→ **Stated goal**
Find the line containing "Type out the text in this image.". Retype it and every later line of the records exactly, leaving out pictures.

→ **Supplied records**
╔══

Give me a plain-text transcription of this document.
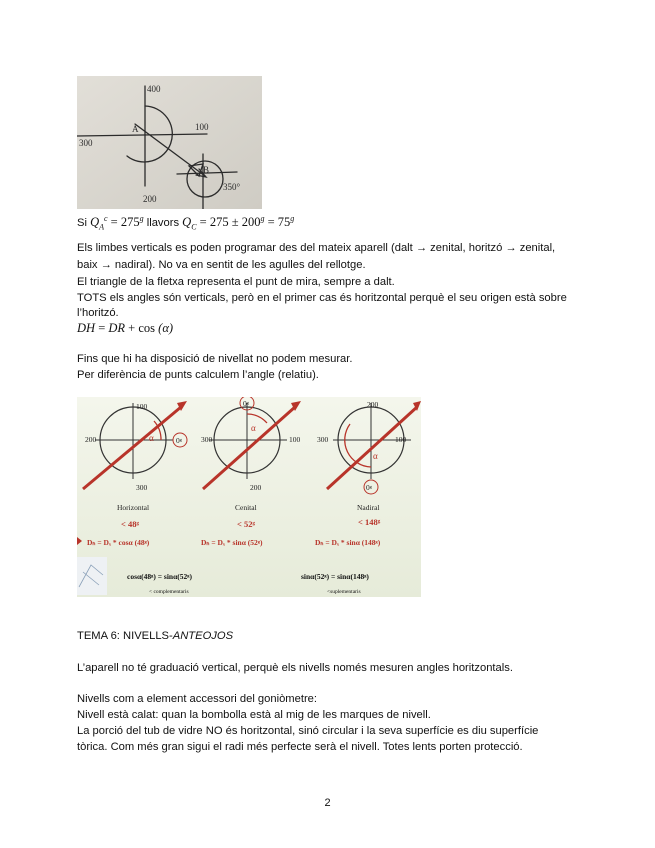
400
A	100
300
200
B
350°
Si $Q_A^c = 275^g$ llavors $Q_C = 275 \pm 200^g = 75^g$
Els limbes verticals es poden programar des del mateix aparell (dalt → zenital, horitzó → zenital,
baix → nadiral). No va en sentit de les agulles del rellotge.
El triangle de la fletxa representa el punt de mira, sempre a dalt.
TOTS els angles són verticals, però en el primer cas és horitzontal perquè el seu origen està sobre
l’horitzó.
DH = DR + cos (α)
Fins que hi ha disposició de nivellat no podem mesurar.
Per diferència de punts calculem l’angle (relatiu).
100
200
300
0ᵍ
α
Horizontal
< 48ᵍ
Dₕ = Dₓ * cosα (48ᵍ)
0ᵍ
300	100
200
α
Cenital
< 52ᵍ
Dₕ = Dₓ * sinα (52ᵍ)
200
300	100
0ᵍ
α
Nadiral
< 148ᵍ
Dₕ = Dₓ * sinα (148ᵍ)
cosα(48ᵍ) = sinα(52ᵍ)	sinα(52ᵍ) = sinα(148ᵍ)
< complementaris	<suplementaris
TEMA 6: NIVELLS-ANTEOJOS
L’aparell no té graduació vertical, perquè els nivells només mesuren angles horitzontals.
Nivells com a element accessori del goniòmetre:
Nivell està calat: quan la bombolla està al mig de les marques de nivell.
La porció del tub de vidre NO és horitzontal, sinó circular i la seva superfície es diu superfície
tòrica. Com més gran sigui el radi més perfecte serà el nivell. Totes lents porten protecció.
2
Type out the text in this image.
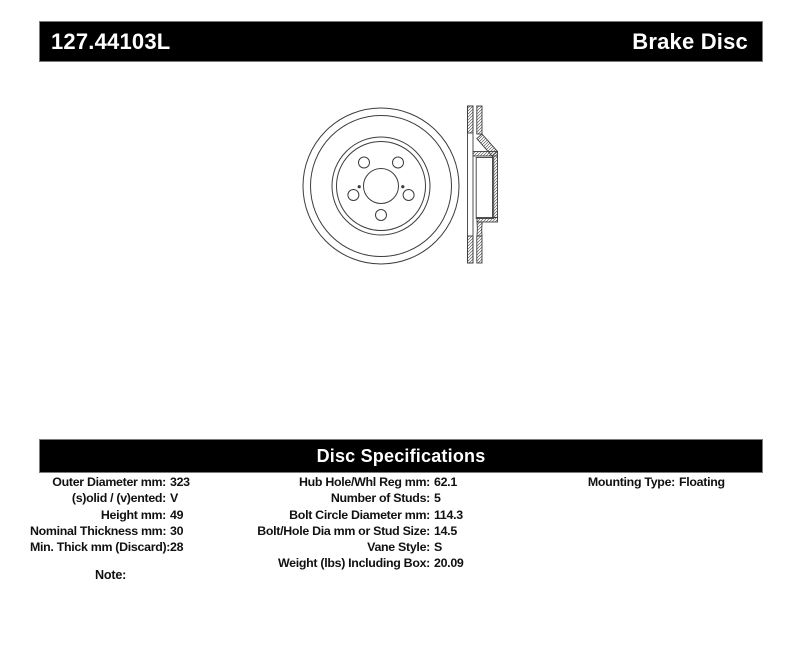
127.44103L	Brake Disc
Disc Specifications
Outer Diameter mm: 323
(s)olid / (v)ented: V
Height mm: 49
Nominal Thickness mm: 30
Min. Thick mm (Discard): 28
Hub Hole/Whl Reg mm: 62.1
Number of Studs: 5
Bolt Circle Diameter mm: 114.3
Bolt/Hole Dia mm or Stud Size: 14.5
Vane Style: S
Weight (lbs) Including Box: 20.09
Mounting Type: Floating
Note:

╚══

→ **Reply to the exercise**
Type out the text in this image.
127.44103L	Brake Disc
Disc Specifications
Outer Diameter mm: 323
(s)olid / (v)ented: V
Height mm: 49
Nominal Thickness mm: 30
Min. Thick mm (Discard): 28
Hub Hole/Whl Reg mm: 62.1
Number of Studs: 5
Bolt Circle Diameter mm: 114.3
Bolt/Hole Dia mm or Stud Size: 14.5
Vane Style: S
Weight (lbs) Including Box: 20.09
Mounting Type: Floating
Note:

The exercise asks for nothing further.